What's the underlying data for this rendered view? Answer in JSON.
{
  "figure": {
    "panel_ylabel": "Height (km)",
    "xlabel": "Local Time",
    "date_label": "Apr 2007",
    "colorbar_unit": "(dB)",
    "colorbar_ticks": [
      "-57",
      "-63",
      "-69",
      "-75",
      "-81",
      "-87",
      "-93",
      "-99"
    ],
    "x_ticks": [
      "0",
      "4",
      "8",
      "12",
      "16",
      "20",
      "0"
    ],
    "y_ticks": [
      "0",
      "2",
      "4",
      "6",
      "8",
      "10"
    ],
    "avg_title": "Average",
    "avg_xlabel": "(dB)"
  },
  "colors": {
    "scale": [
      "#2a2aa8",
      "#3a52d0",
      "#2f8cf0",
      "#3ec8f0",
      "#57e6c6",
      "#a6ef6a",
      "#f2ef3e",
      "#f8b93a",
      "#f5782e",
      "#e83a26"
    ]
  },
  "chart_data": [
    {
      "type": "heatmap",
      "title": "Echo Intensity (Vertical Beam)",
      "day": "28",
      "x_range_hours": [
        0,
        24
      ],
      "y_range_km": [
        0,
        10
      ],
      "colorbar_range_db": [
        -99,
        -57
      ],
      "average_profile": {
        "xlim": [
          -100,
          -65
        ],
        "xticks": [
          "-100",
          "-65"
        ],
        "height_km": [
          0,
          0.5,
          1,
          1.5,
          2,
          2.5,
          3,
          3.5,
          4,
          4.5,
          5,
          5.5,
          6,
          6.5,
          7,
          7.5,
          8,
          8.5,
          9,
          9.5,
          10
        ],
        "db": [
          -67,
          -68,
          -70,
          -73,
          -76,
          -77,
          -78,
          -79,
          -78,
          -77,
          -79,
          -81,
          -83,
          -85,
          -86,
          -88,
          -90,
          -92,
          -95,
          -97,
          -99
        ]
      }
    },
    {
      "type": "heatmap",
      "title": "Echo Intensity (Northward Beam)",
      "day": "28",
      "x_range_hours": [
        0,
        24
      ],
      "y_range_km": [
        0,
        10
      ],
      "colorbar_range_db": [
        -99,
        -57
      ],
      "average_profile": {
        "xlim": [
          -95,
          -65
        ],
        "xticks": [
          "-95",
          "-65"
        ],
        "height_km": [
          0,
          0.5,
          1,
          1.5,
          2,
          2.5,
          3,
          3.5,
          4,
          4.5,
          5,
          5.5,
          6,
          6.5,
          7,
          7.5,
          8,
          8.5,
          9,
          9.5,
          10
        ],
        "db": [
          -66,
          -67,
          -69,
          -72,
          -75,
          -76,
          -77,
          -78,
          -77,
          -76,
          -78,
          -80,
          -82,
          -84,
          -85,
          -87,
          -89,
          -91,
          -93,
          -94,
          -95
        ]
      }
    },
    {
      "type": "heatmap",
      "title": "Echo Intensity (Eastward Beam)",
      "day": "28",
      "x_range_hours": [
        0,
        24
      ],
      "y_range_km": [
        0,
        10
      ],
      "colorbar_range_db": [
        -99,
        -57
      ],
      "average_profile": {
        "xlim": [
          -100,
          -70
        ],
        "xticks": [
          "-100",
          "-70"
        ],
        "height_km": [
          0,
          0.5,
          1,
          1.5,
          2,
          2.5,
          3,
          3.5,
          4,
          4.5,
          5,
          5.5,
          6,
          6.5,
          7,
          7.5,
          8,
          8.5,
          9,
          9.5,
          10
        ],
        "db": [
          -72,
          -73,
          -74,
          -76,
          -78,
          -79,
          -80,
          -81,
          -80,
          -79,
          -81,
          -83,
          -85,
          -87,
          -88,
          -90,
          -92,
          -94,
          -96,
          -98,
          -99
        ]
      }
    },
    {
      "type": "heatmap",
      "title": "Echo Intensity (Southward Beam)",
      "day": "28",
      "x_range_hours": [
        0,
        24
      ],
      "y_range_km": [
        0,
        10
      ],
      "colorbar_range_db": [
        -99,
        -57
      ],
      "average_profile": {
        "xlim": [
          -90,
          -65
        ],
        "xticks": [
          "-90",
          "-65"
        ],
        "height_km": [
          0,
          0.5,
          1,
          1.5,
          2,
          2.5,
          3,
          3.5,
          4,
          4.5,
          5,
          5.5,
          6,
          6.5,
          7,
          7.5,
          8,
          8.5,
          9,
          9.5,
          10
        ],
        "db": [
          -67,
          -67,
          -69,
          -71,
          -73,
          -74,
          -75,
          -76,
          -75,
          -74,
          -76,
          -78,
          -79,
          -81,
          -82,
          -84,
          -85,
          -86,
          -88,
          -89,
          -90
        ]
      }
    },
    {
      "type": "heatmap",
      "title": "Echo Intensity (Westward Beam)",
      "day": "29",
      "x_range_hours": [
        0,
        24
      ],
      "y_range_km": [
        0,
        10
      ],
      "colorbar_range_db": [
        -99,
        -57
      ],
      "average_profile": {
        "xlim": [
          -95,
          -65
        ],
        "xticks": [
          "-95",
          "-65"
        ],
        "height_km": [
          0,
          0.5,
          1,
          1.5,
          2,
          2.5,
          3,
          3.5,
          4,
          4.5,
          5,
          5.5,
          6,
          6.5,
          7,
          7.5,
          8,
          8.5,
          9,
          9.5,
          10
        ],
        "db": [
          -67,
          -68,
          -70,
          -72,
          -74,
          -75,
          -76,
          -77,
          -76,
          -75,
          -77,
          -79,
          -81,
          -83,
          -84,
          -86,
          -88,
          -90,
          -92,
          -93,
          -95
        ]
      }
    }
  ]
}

WHAT IS NEEDED:
Reproduce the material above exactly; please quote every line of it.

TASK ANSWER:
What's the underlying data for this rendered view? Answer in JSON.
{
  "figure": {
    "panel_ylabel": "Height (km)",
    "xlabel": "Local Time",
    "date_label": "Apr 2007",
    "colorbar_unit": "(dB)",
    "colorbar_ticks": [
      "-57",
      "-63",
      "-69",
      "-75",
      "-81",
      "-87",
      "-93",
      "-99"
    ],
    "x_ticks": [
      "0",
      "4",
      "8",
      "12",
      "16",
      "20",
      "0"
    ],
    "y_ticks": [
      "0",
      "2",
      "4",
      "6",
      "8",
      "10"
    ],
    "avg_title": "Average",
    "avg_xlabel": "(dB)"
  },
  "colors": {
    "scale": [
      "#2a2aa8",
      "#3a52d0",
      "#2f8cf0",
      "#3ec8f0",
      "#57e6c6",
      "#a6ef6a",
      "#f2ef3e",
      "#f8b93a",
      "#f5782e",
      "#e83a26"
    ]
  },
  "chart_data": [
    {
      "type": "heatmap",
      "title": "Echo Intensity (Vertical Beam)",
      "day": "28",
      "x_range_hours": [
        0,
        24
      ],
      "y_range_km": [
        0,
        10
      ],
      "colorbar_range_db": [
        -99,
        -57
      ],
      "average_profile": {
        "xlim": [
          -100,
          -65
        ],
        "xticks": [
          "-100",
          "-65"
        ],
        "height_km": [
          0,
          0.5,
          1,
          1.5,
          2,
          2.5,
          3,
          3.5,
          4,
          4.5,
          5,
          5.5,
          6,
          6.5,
          7,
          7.5,
          8,
          8.5,
          9,
          9.5,
          10
        ],
        "db": [
          -67,
          -68,
          -70,
          -73,
          -76,
          -77,
          -78,
          -79,
          -78,
          -77,
          -79,
          -81,
          -83,
          -85,
          -86,
          -88,
          -90,
          -92,
          -95,
          -97,
          -99
        ]
      }
    },
    {
      "type": "heatmap",
      "title": "Echo Intensity (Northward Beam)",
      "day": "28",
      "x_range_hours": [
        0,
        24
      ],
      "y_range_km": [
        0,
        10
      ],
      "colorbar_range_db": [
        -99,
        -57
      ],
      "average_profile": {
        "xlim": [
          -95,
          -65
        ],
        "xticks": [
          "-95",
          "-65"
        ],
        "height_km": [
          0,
          0.5,
          1,
          1.5,
          2,
          2.5,
          3,
          3.5,
          4,
          4.5,
          5,
          5.5,
          6,
          6.5,
          7,
          7.5,
          8,
          8.5,
          9,
          9.5,
          10
        ],
        "db": [
          -66,
          -67,
          -69,
          -72,
          -75,
          -76,
          -77,
          -78,
          -77,
          -76,
          -78,
          -80,
          -82,
          -84,
          -85,
          -87,
          -89,
          -91,
          -93,
          -94,
          -95
        ]
      }
    },
    {
      "type": "heatmap",
      "title": "Echo Intensity (Eastward Beam)",
      "day": "28",
      "x_range_hours": [
        0,
        24
      ],
      "y_range_km": [
        0,
        10
      ],
      "colorbar_range_db": [
        -99,
        -57
      ],
      "average_profile": {
        "xlim": [
          -100,
          -70
        ],
        "xticks": [
          "-100",
          "-70"
        ],
        "height_km": [
          0,
          0.5,
          1,
          1.5,
          2,
          2.5,
          3,
          3.5,
          4,
          4.5,
          5,
          5.5,
          6,
          6.5,
          7,
          7.5,
          8,
          8.5,
          9,
          9.5,
          10
        ],
        "db": [
          -72,
          -73,
          -74,
          -76,
          -78,
          -79,
          -80,
          -81,
          -80,
          -79,
          -81,
          -83,
          -85,
          -87,
          -88,
          -90,
          -92,
          -94,
          -96,
          -98,
          -99
        ]
      }
    },
    {
      "type": "heatmap",
      "title": "Echo Intensity (Southward Beam)",
      "day": "28",
      "x_range_hours": [
        0,
        24
      ],
      "y_range_km": [
        0,
        10
      ],
      "colorbar_range_db": [
        -99,
        -57
      ],
      "average_profile": {
        "xlim": [
          -90,
          -65
        ],
        "xticks": [
          "-90",
          "-65"
        ],
        "height_km": [
          0,
          0.5,
          1,
          1.5,
          2,
          2.5,
          3,
          3.5,
          4,
          4.5,
          5,
          5.5,
          6,
          6.5,
          7,
          7.5,
          8,
          8.5,
          9,
          9.5,
          10
        ],
        "db": [
          -67,
          -67,
          -69,
          -71,
          -73,
          -74,
          -75,
          -76,
          -75,
          -74,
          -76,
          -78,
          -79,
          -81,
          -82,
          -84,
          -85,
          -86,
          -88,
          -89,
          -90
        ]
      }
    },
    {
      "type": "heatmap",
      "title": "Echo Intensity (Westward Beam)",
      "day": "29",
      "x_range_hours": [
        0,
        24
      ],
      "y_range_km": [
        0,
        10
      ],
      "colorbar_range_db": [
        -99,
        -57
      ],
      "average_profile": {
        "xlim": [
          -95,
          -65
        ],
        "xticks": [
          "-95",
          "-65"
        ],
        "height_km": [
          0,
          0.5,
          1,
          1.5,
          2,
          2.5,
          3,
          3.5,
          4,
          4.5,
          5,
          5.5,
          6,
          6.5,
          7,
          7.5,
          8,
          8.5,
          9,
          9.5,
          10
        ],
        "db": [
          -67,
          -68,
          -70,
          -72,
          -74,
          -75,
          -76,
          -77,
          -76,
          -75,
          -77,
          -79,
          -81,
          -83,
          -84,
          -86,
          -88,
          -90,
          -92,
          -93,
          -95
        ]
      }
    }
  ]
}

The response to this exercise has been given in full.